DO THIS ::
The entire listing is to be repeated verbatim.

───── DATA ENTRIES

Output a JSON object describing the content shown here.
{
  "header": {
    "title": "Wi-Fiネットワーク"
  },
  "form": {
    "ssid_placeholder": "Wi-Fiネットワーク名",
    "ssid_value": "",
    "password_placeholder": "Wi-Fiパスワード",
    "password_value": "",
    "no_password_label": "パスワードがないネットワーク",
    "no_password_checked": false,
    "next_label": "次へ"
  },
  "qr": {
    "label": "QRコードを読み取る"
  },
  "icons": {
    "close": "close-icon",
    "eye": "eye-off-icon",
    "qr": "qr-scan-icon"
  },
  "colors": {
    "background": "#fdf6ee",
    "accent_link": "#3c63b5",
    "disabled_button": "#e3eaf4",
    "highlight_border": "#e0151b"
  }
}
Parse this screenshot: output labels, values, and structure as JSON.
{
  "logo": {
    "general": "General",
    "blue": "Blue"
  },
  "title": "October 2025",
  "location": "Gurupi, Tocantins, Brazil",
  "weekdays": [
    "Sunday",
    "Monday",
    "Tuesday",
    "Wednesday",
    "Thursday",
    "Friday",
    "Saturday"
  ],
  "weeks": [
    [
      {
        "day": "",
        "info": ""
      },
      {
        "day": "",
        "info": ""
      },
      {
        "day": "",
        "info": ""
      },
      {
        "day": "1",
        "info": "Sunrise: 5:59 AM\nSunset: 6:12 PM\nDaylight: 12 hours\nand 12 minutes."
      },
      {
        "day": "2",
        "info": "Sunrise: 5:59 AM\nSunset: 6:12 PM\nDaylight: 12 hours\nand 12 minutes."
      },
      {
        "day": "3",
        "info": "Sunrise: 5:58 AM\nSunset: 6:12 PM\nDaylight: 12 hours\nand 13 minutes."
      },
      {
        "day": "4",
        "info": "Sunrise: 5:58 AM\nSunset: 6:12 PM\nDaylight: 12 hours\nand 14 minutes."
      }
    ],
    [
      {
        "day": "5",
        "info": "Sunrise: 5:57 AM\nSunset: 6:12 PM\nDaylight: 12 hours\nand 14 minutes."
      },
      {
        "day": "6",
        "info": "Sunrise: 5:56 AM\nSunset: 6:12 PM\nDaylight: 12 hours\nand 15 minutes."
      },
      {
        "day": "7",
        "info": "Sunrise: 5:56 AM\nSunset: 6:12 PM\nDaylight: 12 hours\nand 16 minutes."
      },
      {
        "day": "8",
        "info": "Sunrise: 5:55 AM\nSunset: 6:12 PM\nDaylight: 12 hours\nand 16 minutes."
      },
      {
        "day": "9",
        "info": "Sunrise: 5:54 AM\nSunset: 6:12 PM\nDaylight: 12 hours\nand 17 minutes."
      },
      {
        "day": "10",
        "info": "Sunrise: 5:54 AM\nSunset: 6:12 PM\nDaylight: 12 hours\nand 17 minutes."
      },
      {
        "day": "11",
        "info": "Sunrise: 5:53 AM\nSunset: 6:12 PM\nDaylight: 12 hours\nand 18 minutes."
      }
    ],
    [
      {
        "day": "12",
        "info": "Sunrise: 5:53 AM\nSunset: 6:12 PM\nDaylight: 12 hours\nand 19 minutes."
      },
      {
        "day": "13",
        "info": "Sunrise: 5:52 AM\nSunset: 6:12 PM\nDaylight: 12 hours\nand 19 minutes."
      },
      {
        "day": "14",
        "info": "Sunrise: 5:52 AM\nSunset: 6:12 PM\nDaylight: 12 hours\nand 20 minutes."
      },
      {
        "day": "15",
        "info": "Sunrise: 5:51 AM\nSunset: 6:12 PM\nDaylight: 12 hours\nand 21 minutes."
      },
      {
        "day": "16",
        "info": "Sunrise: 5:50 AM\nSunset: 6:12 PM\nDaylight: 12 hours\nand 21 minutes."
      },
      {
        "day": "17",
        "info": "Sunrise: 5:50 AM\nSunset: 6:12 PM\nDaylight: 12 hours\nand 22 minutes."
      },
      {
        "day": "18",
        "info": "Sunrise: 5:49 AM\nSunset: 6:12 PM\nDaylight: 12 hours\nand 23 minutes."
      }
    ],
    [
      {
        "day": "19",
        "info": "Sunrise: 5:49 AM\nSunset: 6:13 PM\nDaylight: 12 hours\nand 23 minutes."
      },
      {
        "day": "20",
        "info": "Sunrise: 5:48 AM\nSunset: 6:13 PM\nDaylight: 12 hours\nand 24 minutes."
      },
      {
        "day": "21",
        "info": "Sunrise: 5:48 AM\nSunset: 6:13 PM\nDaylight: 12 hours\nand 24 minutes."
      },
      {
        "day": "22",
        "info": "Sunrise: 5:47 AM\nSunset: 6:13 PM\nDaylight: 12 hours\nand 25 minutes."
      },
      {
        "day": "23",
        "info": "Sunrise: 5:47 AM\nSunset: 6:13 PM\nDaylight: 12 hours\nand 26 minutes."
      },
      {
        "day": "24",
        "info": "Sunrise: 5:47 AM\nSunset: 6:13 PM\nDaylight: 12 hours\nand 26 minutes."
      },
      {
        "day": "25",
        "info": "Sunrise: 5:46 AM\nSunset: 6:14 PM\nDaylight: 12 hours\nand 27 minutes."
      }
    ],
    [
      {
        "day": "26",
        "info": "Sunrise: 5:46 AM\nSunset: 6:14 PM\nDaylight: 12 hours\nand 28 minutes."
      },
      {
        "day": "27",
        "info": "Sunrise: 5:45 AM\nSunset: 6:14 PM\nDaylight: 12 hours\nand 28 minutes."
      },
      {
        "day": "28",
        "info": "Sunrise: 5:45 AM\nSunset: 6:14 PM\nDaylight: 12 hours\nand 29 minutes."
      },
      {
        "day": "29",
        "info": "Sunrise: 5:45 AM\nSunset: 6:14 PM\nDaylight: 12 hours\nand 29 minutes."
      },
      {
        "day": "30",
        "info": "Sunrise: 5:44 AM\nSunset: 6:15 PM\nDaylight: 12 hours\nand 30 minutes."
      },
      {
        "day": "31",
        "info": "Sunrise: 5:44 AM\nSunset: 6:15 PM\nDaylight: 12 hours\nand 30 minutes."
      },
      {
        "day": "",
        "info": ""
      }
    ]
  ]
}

──────────

OUTPUT ::
Output a JSON object describing the content shown here.
{
  "header": {
    "title": "Wi-Fiネットワーク"
  },
  "form": {
    "ssid_placeholder": "Wi-Fiネットワーク名",
    "ssid_value": "",
    "password_placeholder": "Wi-Fiパスワード",
    "password_value": "",
    "no_password_label": "パスワードがないネットワーク",
    "no_password_checked": false,
    "next_label": "次へ"
  },
  "qr": {
    "label": "QRコードを読み取る"
  },
  "icons": {
    "close": "close-icon",
    "eye": "eye-off-icon",
    "qr": "qr-scan-icon"
  },
  "colors": {
    "background": "#fdf6ee",
    "accent_link": "#3c63b5",
    "disabled_button": "#e3eaf4",
    "highlight_border": "#e0151b"
  }
}
Parse this screenshot: output labels, values, and structure as JSON.
{
  "logo": {
    "general": "General",
    "blue": "Blue"
  },
  "title": "October 2025",
  "location": "Gurupi, Tocantins, Brazil",
  "weekdays": [
    "Sunday",
    "Monday",
    "Tuesday",
    "Wednesday",
    "Thursday",
    "Friday",
    "Saturday"
  ],
  "weeks": [
    [
      {
        "day": "",
        "info": ""
      },
      {
        "day": "",
        "info": ""
      },
      {
        "day": "",
        "info": ""
      },
      {
        "day": "1",
        "info": "Sunrise: 5:59 AM\nSunset: 6:12 PM\nDaylight: 12 hours\nand 12 minutes."
      },
      {
        "day": "2",
        "info": "Sunrise: 5:59 AM\nSunset: 6:12 PM\nDaylight: 12 hours\nand 12 minutes."
      },
      {
        "day": "3",
        "info": "Sunrise: 5:58 AM\nSunset: 6:12 PM\nDaylight: 12 hours\nand 13 minutes."
      },
      {
        "day": "4",
        "info": "Sunrise: 5:58 AM\nSunset: 6:12 PM\nDaylight: 12 hours\nand 14 minutes."
      }
    ],
    [
      {
        "day": "5",
        "info": "Sunrise: 5:57 AM\nSunset: 6:12 PM\nDaylight: 12 hours\nand 14 minutes."
      },
      {
        "day": "6",
        "info": "Sunrise: 5:56 AM\nSunset: 6:12 PM\nDaylight: 12 hours\nand 15 minutes."
      },
      {
        "day": "7",
        "info": "Sunrise: 5:56 AM\nSunset: 6:12 PM\nDaylight: 12 hours\nand 16 minutes."
      },
      {
        "day": "8",
        "info": "Sunrise: 5:55 AM\nSunset: 6:12 PM\nDaylight: 12 hours\nand 16 minutes."
      },
      {
        "day": "9",
        "info": "Sunrise: 5:54 AM\nSunset: 6:12 PM\nDaylight: 12 hours\nand 17 minutes."
      },
      {
        "day": "10",
        "info": "Sunrise: 5:54 AM\nSunset: 6:12 PM\nDaylight: 12 hours\nand 17 minutes."
      },
      {
        "day": "11",
        "info": "Sunrise: 5:53 AM\nSunset: 6:12 PM\nDaylight: 12 hours\nand 18 minutes."
      }
    ],
    [
      {
        "day": "12",
        "info": "Sunrise: 5:53 AM\nSunset: 6:12 PM\nDaylight: 12 hours\nand 19 minutes."
      },
      {
        "day": "13",
        "info": "Sunrise: 5:52 AM\nSunset: 6:12 PM\nDaylight: 12 hours\nand 19 minutes."
      },
      {
        "day": "14",
        "info": "Sunrise: 5:52 AM\nSunset: 6:12 PM\nDaylight: 12 hours\nand 20 minutes."
      },
      {
        "day": "15",
        "info": "Sunrise: 5:51 AM\nSunset: 6:12 PM\nDaylight: 12 hours\nand 21 minutes."
      },
      {
        "day": "16",
        "info": "Sunrise: 5:50 AM\nSunset: 6:12 PM\nDaylight: 12 hours\nand 21 minutes."
      },
      {
        "day": "17",
        "info": "Sunrise: 5:50 AM\nSunset: 6:12 PM\nDaylight: 12 hours\nand 22 minutes."
      },
      {
        "day": "18",
        "info": "Sunrise: 5:49 AM\nSunset: 6:12 PM\nDaylight: 12 hours\nand 23 minutes."
      }
    ],
    [
      {
        "day": "19",
        "info": "Sunrise: 5:49 AM\nSunset: 6:13 PM\nDaylight: 12 hours\nand 23 minutes."
      },
      {
        "day": "20",
        "info": "Sunrise: 5:48 AM\nSunset: 6:13 PM\nDaylight: 12 hours\nand 24 minutes."
      },
      {
        "day": "21",
        "info": "Sunrise: 5:48 AM\nSunset: 6:13 PM\nDaylight: 12 hours\nand 24 minutes."
      },
      {
        "day": "22",
        "info": "Sunrise: 5:47 AM\nSunset: 6:13 PM\nDaylight: 12 hours\nand 25 minutes."
      },
      {
        "day": "23",
        "info": "Sunrise: 5:47 AM\nSunset: 6:13 PM\nDaylight: 12 hours\nand 26 minutes."
      },
      {
        "day": "24",
        "info": "Sunrise: 5:47 AM\nSunset: 6:13 PM\nDaylight: 12 hours\nand 26 minutes."
      },
      {
        "day": "25",
        "info": "Sunrise: 5:46 AM\nSunset: 6:14 PM\nDaylight: 12 hours\nand 27 minutes."
      }
    ],
    [
      {
        "day": "26",
        "info": "Sunrise: 5:46 AM\nSunset: 6:14 PM\nDaylight: 12 hours\nand 28 minutes."
      },
      {
        "day": "27",
        "info": "Sunrise: 5:45 AM\nSunset: 6:14 PM\nDaylight: 12 hours\nand 28 minutes."
      },
      {
        "day": "28",
        "info": "Sunrise: 5:45 AM\nSunset: 6:14 PM\nDaylight: 12 hours\nand 29 minutes."
      },
      {
        "day": "29",
        "info": "Sunrise: 5:45 AM\nSunset: 6:14 PM\nDaylight: 12 hours\nand 29 minutes."
      },
      {
        "day": "30",
        "info": "Sunrise: 5:44 AM\nSunset: 6:15 PM\nDaylight: 12 hours\nand 30 minutes."
      },
      {
        "day": "31",
        "info": "Sunrise: 5:44 AM\nSunset: 6:15 PM\nDaylight: 12 hours\nand 30 minutes."
      },
      {
        "day": "",
        "info": ""
      }
    ]
  ]
}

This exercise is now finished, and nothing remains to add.